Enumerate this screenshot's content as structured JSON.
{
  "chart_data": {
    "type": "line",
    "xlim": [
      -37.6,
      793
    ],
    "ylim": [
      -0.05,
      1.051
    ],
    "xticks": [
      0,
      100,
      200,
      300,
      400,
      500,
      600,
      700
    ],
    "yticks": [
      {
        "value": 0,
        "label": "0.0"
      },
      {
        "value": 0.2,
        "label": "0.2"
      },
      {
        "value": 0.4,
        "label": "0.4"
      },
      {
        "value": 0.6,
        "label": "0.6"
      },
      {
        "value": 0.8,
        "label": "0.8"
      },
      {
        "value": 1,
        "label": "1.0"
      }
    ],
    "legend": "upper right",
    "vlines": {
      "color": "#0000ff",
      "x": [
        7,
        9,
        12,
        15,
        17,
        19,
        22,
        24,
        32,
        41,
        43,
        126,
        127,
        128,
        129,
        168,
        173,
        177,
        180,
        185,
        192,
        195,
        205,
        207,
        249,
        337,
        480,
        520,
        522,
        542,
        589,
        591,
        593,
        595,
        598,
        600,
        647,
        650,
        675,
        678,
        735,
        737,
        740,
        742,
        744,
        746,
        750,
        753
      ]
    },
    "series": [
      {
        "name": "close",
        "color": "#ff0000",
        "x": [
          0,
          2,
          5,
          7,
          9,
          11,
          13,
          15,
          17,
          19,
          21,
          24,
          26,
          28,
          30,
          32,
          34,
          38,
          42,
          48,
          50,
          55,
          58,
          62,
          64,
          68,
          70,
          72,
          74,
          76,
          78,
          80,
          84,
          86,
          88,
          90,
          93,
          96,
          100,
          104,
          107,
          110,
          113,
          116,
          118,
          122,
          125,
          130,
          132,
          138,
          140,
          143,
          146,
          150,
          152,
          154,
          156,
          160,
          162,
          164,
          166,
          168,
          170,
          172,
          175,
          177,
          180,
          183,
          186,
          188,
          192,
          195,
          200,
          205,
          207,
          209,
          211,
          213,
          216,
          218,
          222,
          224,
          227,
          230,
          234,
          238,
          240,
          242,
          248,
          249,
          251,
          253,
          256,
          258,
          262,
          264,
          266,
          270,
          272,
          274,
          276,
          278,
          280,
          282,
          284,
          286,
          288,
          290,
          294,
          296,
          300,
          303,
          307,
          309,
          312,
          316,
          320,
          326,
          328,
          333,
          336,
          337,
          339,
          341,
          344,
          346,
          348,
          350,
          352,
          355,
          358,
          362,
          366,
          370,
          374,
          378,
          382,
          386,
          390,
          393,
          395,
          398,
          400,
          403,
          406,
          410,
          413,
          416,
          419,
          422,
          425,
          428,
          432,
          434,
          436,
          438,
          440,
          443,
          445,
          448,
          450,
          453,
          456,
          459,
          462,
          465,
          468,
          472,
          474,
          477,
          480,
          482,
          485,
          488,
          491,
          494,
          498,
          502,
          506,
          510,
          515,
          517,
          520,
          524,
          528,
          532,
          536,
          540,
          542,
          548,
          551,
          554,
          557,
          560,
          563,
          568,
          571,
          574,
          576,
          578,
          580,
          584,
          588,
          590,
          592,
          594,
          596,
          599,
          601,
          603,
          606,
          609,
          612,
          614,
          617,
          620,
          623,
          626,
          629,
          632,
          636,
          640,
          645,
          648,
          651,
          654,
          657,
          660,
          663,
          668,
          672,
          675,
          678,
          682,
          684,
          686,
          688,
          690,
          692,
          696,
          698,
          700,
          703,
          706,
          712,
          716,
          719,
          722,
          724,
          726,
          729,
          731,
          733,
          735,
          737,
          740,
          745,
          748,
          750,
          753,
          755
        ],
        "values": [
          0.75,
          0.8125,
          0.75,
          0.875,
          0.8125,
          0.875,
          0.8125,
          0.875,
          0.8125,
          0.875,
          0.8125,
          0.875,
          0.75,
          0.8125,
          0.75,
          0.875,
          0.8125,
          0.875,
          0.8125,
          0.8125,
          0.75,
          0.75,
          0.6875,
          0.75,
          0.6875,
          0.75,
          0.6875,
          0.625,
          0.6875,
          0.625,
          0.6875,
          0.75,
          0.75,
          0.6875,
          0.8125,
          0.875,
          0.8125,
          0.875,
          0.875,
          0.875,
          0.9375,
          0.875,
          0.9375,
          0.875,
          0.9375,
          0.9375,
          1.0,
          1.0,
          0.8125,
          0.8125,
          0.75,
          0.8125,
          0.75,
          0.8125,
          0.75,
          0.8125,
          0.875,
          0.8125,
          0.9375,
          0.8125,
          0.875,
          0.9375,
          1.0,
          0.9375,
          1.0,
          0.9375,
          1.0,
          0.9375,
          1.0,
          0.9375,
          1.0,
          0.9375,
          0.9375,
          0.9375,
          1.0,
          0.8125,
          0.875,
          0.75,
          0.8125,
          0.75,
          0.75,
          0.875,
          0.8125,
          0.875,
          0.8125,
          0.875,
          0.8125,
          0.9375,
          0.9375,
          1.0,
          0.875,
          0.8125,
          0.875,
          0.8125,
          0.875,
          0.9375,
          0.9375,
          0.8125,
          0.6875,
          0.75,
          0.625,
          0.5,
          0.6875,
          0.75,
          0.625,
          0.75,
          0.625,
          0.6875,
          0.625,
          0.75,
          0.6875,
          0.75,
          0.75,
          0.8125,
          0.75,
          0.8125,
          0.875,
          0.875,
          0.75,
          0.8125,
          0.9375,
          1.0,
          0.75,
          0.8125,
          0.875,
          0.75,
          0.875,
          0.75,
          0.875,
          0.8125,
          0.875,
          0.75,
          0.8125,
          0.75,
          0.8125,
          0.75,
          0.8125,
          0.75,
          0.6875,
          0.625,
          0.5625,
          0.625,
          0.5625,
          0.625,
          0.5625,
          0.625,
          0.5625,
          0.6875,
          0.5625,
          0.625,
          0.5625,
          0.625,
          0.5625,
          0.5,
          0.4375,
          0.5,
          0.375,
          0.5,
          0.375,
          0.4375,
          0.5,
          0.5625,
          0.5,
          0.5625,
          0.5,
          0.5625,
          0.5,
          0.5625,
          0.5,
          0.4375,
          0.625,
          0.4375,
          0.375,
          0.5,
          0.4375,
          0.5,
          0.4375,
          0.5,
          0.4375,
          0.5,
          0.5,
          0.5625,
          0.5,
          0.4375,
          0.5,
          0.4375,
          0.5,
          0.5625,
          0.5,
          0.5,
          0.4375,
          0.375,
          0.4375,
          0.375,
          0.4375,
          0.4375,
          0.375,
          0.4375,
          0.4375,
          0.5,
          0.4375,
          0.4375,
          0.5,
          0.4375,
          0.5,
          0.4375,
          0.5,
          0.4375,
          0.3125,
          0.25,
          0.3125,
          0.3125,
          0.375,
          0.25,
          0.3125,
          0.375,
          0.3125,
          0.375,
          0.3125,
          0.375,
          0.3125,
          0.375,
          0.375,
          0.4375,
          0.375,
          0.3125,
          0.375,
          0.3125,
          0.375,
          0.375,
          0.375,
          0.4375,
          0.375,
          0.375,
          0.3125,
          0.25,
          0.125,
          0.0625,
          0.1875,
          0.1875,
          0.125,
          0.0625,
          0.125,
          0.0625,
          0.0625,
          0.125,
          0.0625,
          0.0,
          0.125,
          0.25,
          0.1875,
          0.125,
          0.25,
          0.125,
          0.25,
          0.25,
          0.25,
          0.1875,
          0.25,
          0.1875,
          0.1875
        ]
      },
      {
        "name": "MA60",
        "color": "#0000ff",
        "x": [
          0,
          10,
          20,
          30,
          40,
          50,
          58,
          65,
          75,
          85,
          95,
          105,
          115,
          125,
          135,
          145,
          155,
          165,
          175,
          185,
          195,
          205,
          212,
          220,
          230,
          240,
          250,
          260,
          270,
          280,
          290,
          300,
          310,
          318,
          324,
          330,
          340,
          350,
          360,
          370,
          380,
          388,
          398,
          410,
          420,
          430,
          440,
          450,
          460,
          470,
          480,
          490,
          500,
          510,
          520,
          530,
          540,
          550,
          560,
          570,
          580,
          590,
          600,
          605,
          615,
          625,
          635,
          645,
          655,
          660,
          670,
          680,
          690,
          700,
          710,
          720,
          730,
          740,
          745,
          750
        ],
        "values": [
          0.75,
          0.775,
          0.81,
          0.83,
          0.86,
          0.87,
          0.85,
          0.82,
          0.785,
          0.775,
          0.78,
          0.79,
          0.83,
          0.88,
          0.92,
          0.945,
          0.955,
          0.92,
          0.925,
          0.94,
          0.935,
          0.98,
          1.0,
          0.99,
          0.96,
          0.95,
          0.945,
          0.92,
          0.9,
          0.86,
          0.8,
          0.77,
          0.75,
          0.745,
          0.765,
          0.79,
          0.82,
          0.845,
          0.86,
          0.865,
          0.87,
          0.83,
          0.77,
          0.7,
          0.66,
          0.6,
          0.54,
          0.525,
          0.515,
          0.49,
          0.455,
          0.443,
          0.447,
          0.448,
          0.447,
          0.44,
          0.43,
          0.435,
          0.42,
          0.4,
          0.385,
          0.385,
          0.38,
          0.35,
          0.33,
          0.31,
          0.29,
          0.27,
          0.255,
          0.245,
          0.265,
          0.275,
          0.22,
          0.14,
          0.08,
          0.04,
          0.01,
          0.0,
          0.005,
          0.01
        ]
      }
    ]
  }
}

What is required: Gather, from the listing above, every line carrying the word "label".

Solution to this task:
        "label": "0.0"
        "label": "0.2"
        "label": "0.4"
        "label": "0.6"
        "label": "0.8"
        "label": "1.0"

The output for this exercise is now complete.